start STORED DATA

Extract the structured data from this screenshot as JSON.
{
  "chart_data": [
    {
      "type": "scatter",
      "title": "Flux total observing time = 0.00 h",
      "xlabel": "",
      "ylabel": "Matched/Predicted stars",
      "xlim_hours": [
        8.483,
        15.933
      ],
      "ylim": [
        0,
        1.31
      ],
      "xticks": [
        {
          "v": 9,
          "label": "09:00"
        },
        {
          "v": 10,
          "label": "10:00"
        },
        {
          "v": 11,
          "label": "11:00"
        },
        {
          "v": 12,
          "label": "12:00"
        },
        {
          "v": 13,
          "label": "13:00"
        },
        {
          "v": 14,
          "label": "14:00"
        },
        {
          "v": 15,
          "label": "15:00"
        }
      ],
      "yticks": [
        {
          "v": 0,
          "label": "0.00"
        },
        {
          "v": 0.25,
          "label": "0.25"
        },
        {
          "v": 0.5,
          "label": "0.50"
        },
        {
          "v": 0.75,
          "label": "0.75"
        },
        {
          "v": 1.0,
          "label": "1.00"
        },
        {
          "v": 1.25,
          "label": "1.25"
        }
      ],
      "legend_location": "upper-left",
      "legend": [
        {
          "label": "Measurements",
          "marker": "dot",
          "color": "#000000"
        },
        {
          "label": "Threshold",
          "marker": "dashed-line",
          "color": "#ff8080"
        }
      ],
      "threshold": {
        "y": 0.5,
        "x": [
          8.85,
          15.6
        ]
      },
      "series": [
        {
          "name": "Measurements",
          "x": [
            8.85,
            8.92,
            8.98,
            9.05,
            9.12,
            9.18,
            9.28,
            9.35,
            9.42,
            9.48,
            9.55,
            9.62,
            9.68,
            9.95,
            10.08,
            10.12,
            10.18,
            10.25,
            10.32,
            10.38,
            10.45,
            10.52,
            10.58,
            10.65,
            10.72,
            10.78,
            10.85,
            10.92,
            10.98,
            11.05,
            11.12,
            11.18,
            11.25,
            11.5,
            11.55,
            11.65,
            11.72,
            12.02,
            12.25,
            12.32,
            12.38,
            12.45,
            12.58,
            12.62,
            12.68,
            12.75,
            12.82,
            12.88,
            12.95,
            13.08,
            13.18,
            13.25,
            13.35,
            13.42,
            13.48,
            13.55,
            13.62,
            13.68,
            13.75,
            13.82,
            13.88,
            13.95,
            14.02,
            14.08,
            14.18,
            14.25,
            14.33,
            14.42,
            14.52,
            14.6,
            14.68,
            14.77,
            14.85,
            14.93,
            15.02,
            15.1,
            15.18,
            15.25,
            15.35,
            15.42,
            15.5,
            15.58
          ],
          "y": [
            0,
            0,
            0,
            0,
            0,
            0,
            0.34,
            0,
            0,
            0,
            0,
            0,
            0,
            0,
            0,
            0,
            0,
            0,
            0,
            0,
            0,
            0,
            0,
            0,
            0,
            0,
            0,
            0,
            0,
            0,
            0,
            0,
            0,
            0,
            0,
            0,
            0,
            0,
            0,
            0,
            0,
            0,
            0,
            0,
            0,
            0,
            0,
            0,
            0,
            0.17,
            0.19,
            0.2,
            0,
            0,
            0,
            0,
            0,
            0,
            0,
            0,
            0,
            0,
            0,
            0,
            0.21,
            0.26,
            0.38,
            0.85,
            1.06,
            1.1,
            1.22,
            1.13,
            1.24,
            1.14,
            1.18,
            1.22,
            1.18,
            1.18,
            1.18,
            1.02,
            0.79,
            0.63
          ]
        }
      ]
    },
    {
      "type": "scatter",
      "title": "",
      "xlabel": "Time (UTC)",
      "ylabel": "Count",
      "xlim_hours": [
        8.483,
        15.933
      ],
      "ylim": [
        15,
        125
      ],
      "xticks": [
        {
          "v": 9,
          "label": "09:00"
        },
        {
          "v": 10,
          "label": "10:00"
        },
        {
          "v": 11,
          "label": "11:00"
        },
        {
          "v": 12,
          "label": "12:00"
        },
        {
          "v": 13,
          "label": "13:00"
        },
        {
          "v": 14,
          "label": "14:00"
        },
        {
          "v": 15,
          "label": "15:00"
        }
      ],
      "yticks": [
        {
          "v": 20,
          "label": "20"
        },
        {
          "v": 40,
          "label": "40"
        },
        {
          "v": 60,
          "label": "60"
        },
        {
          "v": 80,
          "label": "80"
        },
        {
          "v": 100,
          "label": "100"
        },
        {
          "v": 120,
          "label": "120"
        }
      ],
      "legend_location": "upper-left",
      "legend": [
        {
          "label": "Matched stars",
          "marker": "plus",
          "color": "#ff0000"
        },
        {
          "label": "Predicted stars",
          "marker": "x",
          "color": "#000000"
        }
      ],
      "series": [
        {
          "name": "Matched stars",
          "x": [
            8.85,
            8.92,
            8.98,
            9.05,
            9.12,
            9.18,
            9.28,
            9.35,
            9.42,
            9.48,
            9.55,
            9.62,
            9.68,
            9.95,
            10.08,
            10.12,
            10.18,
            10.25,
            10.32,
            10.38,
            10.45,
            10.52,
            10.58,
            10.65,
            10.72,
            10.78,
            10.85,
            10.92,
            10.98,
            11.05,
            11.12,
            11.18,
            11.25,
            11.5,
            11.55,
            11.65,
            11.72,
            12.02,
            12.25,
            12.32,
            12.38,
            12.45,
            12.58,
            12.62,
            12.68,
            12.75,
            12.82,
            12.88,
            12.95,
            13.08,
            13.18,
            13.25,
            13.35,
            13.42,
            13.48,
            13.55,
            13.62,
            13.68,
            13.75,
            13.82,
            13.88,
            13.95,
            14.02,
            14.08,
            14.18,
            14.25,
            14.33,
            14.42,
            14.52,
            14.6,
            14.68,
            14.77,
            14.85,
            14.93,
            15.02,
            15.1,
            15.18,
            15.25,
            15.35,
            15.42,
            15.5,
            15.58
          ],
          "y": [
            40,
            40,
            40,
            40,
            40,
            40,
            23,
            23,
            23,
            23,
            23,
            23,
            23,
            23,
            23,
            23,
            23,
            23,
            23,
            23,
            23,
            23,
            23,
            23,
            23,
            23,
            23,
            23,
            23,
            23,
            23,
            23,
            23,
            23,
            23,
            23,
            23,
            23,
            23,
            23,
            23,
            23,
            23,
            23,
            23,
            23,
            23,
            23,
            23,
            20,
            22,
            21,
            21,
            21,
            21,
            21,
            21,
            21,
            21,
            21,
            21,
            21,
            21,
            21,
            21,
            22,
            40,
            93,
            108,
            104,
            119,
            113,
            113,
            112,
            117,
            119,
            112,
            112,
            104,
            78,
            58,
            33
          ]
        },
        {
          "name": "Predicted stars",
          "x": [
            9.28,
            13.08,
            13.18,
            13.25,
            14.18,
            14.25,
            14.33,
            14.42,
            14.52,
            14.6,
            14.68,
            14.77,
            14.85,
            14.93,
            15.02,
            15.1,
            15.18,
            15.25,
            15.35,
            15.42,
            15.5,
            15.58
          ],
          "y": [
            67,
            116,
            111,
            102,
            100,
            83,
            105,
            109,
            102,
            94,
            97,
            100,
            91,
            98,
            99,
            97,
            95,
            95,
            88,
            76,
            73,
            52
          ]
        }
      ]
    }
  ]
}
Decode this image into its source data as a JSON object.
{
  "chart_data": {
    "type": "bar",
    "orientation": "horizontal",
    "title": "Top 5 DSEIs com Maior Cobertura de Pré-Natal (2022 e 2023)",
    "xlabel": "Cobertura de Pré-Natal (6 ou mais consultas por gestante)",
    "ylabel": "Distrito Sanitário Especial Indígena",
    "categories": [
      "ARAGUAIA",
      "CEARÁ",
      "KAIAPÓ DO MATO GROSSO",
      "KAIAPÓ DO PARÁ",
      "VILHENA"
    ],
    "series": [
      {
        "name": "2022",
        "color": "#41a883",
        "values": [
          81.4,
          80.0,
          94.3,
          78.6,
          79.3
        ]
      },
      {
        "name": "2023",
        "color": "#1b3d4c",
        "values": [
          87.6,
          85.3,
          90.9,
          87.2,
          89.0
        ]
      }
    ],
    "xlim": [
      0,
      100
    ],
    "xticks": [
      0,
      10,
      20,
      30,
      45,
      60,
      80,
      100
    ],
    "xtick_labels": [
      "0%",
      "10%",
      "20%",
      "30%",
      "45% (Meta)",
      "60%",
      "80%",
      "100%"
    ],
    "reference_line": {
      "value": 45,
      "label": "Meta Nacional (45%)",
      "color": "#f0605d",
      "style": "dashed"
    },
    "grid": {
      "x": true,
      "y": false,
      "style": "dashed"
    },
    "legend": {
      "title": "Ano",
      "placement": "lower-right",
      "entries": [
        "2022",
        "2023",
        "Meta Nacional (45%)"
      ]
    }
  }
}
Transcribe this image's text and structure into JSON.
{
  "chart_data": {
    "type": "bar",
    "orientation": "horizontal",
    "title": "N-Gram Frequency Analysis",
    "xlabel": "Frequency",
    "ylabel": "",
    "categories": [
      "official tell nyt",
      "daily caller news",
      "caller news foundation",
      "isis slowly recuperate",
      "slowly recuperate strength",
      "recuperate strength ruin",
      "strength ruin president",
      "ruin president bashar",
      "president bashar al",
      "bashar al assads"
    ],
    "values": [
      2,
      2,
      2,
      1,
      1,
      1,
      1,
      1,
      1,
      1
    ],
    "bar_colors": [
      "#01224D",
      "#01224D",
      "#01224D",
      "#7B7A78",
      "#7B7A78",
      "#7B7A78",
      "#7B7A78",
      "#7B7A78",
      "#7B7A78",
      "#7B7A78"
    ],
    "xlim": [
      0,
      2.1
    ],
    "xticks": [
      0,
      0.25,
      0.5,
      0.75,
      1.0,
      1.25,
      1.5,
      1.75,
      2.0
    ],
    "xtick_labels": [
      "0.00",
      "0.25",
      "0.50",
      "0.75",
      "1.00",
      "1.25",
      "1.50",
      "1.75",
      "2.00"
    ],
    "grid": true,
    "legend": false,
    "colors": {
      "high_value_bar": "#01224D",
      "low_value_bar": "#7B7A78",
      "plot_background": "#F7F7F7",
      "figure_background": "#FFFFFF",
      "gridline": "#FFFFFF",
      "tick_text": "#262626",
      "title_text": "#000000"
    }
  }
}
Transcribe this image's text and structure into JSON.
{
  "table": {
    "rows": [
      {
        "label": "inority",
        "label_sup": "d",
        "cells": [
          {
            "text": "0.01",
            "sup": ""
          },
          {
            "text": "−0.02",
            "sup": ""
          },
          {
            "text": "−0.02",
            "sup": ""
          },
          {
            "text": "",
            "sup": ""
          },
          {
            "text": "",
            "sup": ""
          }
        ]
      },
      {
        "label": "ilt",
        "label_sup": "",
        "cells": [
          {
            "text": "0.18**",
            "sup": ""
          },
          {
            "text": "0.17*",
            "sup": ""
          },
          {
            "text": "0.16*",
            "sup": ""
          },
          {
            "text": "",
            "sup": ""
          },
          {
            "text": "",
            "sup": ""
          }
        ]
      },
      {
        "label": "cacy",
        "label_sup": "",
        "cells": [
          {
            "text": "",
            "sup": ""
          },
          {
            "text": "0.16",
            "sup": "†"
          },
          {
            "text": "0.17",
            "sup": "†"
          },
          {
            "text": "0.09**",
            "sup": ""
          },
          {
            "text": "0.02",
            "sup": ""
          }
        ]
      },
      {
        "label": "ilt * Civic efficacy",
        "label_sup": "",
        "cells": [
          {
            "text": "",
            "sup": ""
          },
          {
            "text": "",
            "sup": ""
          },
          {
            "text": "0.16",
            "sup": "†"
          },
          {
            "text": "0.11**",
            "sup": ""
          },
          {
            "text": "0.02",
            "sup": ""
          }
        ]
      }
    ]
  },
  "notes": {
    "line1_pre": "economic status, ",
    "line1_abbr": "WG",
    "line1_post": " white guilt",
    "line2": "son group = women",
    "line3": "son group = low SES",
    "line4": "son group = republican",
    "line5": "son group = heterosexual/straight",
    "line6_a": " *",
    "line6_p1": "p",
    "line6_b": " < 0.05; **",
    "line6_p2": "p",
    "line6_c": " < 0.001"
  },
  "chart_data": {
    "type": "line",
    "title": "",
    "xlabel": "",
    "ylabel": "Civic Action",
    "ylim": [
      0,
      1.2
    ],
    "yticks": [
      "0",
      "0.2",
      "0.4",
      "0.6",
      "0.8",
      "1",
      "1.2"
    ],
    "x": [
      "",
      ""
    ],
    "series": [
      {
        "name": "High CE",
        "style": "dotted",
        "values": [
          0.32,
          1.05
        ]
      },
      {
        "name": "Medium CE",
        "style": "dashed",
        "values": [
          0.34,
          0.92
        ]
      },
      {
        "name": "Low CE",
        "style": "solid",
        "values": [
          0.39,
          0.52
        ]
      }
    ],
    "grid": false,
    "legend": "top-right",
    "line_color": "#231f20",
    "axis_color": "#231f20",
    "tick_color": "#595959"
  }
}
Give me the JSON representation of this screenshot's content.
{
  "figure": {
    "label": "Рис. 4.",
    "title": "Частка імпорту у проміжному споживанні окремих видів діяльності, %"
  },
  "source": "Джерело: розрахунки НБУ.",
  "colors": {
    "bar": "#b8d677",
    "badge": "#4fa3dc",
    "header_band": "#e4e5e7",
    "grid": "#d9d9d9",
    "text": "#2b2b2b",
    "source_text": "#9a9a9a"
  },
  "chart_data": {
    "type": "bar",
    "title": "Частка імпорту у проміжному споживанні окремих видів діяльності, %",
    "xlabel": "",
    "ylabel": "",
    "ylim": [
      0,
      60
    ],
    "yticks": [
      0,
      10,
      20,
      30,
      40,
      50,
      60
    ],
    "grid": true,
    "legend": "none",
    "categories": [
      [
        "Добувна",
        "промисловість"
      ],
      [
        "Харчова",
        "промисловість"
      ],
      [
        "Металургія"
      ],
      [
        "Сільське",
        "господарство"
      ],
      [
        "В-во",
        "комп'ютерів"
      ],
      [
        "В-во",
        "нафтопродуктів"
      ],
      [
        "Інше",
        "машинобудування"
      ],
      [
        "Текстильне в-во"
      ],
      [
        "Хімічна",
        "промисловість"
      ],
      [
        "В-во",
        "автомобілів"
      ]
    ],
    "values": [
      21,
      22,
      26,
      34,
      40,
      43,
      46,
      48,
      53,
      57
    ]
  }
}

end STORED DATA

• _SET PROBLEM_: Take each line of the material that contains the word "окремих" and list it.

• _TASK SOLUTION_:
    "title": "Частка імпорту у проміжному споживанні окремих видів діяльності, %"
    "title": "Частка імпорту у проміжному споживанні окремих видів діяльності, %",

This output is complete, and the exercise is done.